● **Data for processing**
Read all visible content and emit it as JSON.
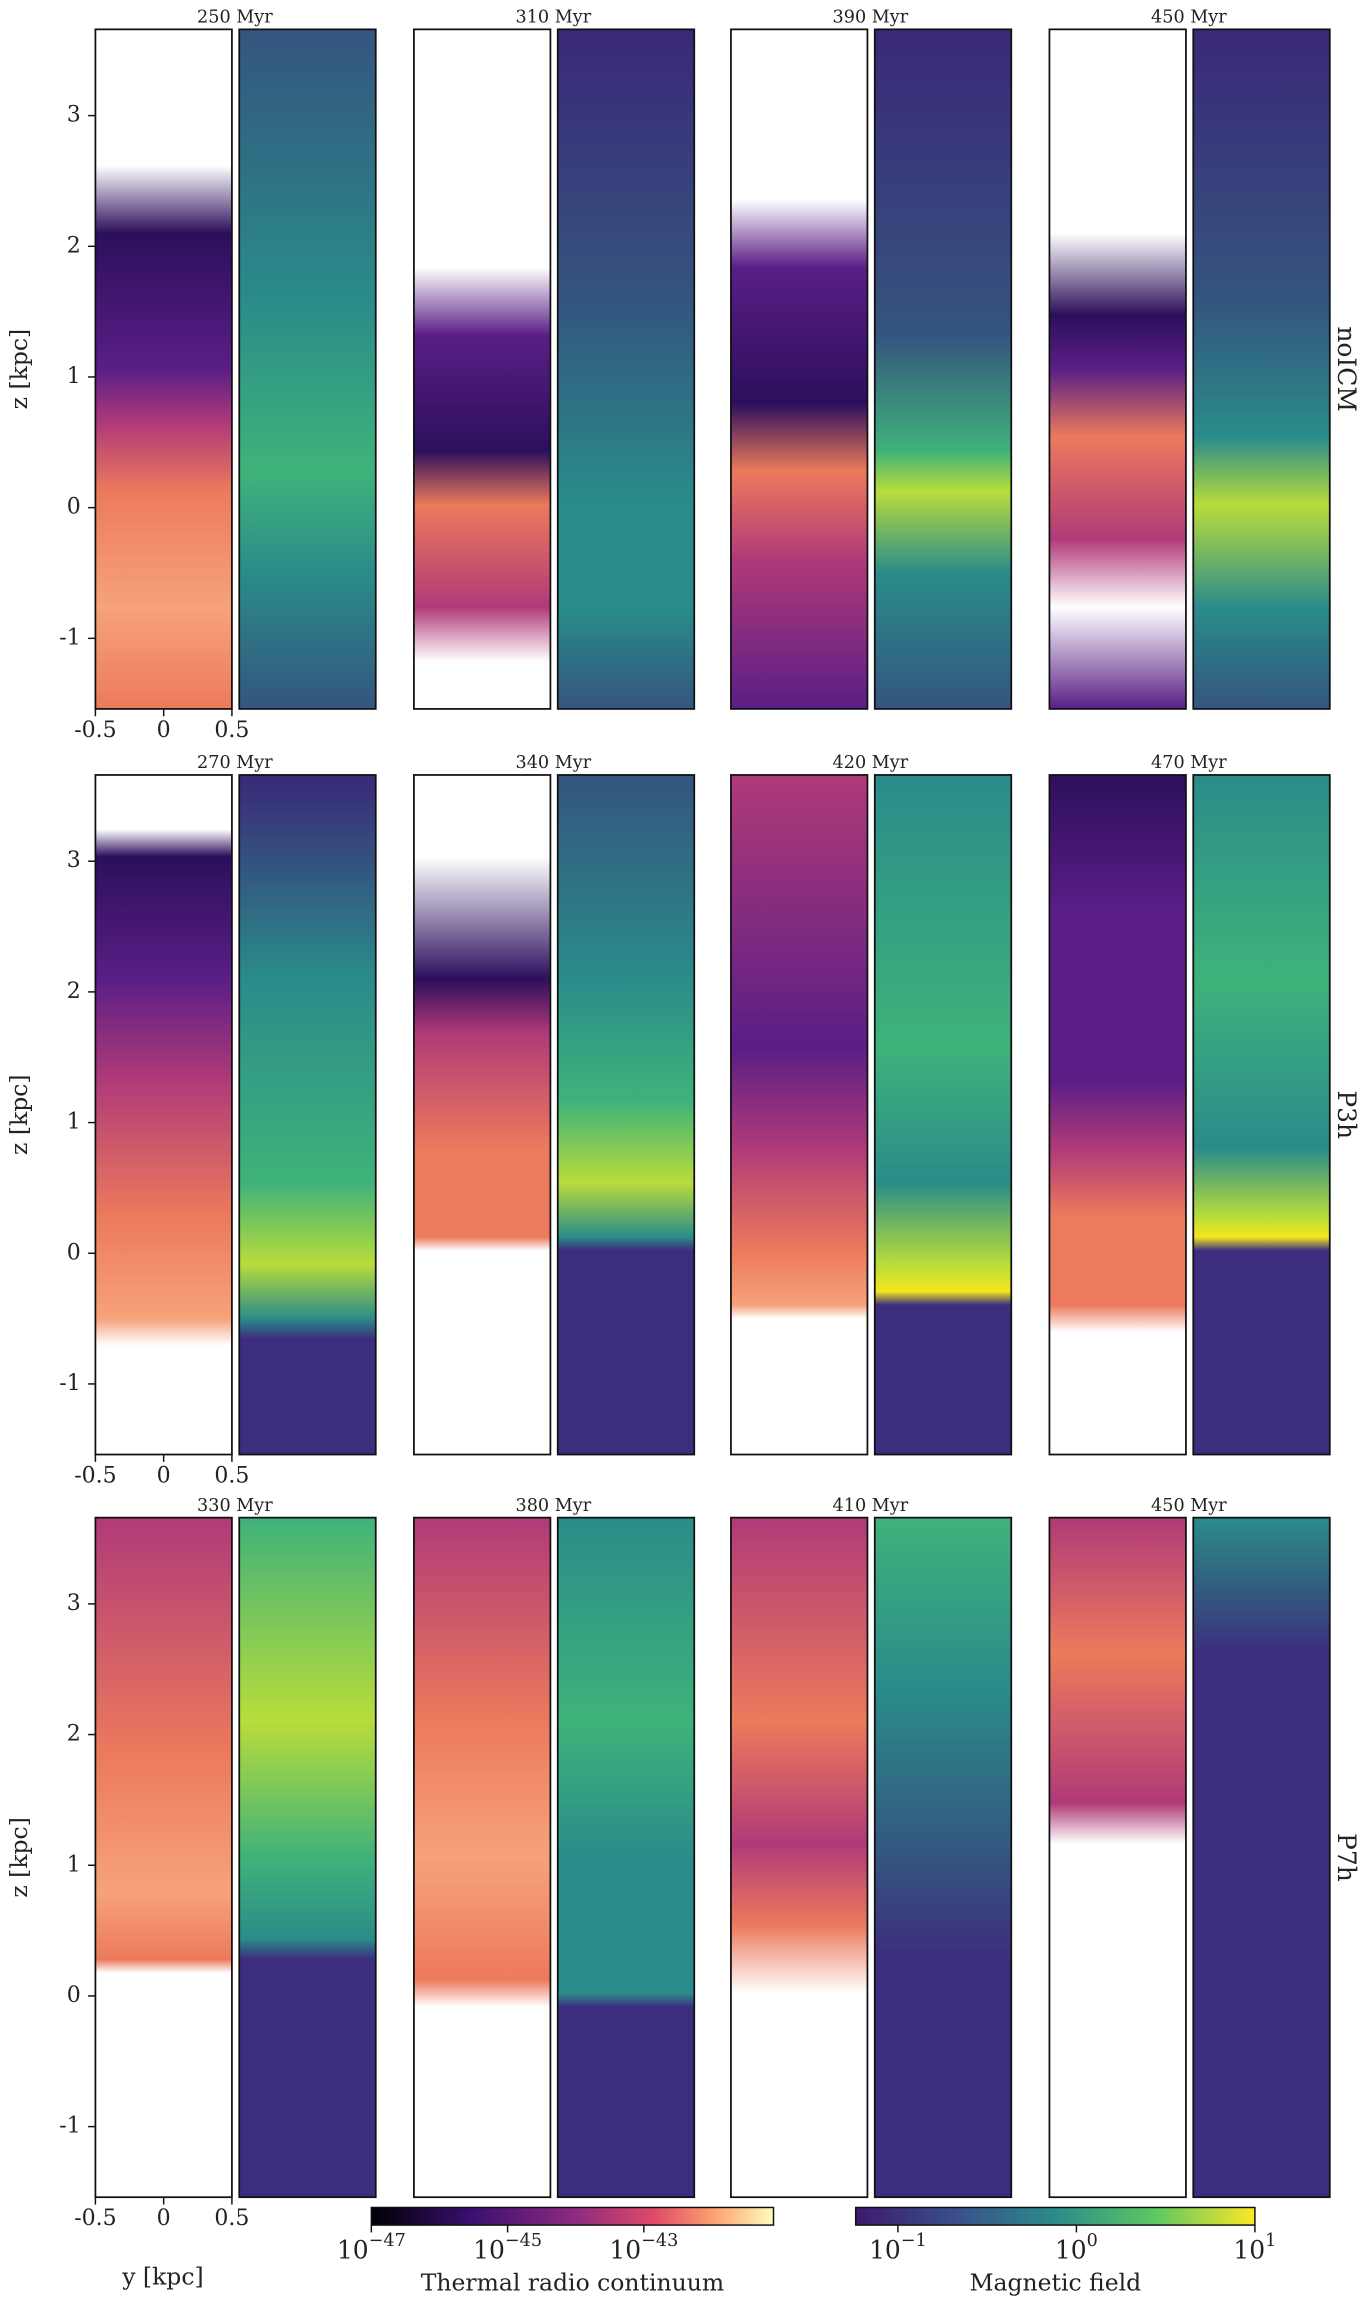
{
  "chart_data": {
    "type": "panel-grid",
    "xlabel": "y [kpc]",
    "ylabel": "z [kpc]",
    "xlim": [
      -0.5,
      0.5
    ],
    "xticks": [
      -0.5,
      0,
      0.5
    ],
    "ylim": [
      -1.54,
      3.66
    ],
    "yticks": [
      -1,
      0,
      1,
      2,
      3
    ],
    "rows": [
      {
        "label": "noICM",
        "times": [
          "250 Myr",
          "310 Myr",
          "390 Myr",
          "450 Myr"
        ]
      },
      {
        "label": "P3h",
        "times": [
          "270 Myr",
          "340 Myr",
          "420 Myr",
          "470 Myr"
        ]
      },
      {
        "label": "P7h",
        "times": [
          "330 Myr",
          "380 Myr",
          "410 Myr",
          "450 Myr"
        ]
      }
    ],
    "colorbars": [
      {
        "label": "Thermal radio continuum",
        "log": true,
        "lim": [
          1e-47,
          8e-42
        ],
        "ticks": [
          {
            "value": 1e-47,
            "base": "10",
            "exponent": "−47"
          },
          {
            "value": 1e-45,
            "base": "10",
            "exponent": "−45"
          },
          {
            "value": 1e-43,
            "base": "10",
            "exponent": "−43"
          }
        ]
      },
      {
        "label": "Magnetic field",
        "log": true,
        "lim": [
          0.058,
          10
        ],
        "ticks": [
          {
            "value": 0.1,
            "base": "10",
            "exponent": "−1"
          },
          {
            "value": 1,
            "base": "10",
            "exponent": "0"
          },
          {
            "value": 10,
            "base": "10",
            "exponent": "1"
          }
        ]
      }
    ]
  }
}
...
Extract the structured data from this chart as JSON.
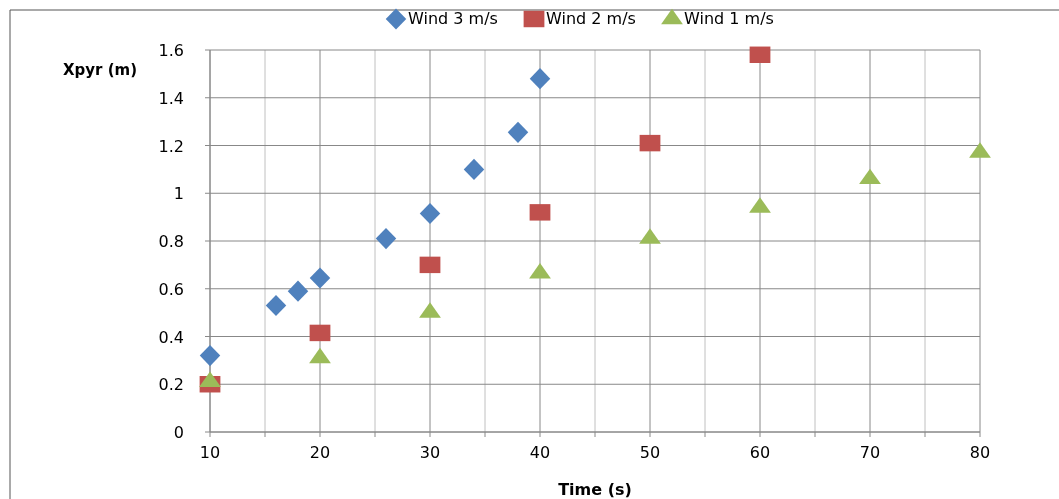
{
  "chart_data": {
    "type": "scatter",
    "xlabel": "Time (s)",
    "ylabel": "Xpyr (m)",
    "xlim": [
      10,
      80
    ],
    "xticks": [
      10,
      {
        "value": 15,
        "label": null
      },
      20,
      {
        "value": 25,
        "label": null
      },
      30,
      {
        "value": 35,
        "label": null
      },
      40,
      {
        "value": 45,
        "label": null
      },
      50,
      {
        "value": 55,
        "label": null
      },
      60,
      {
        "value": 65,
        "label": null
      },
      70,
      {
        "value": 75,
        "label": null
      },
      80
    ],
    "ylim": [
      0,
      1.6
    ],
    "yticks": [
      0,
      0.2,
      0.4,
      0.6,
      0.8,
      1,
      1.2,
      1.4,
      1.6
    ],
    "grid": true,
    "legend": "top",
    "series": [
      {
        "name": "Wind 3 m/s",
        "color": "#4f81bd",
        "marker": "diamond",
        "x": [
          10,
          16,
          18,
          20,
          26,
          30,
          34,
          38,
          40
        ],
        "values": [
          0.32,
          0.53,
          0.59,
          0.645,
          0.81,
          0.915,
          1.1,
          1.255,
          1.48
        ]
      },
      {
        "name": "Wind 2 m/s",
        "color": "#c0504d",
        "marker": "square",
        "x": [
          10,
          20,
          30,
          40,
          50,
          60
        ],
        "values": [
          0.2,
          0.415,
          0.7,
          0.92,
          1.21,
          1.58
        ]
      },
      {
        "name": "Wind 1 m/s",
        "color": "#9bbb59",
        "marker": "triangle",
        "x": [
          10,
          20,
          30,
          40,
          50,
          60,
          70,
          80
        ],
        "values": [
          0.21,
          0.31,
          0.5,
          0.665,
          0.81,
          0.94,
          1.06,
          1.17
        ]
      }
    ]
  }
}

● **Your task**
Where a line holds the string "JSON", copy that line.

● **The completed task**
Read all visible content and emit it as JSON.
Extract the structured data from this chart as JSON.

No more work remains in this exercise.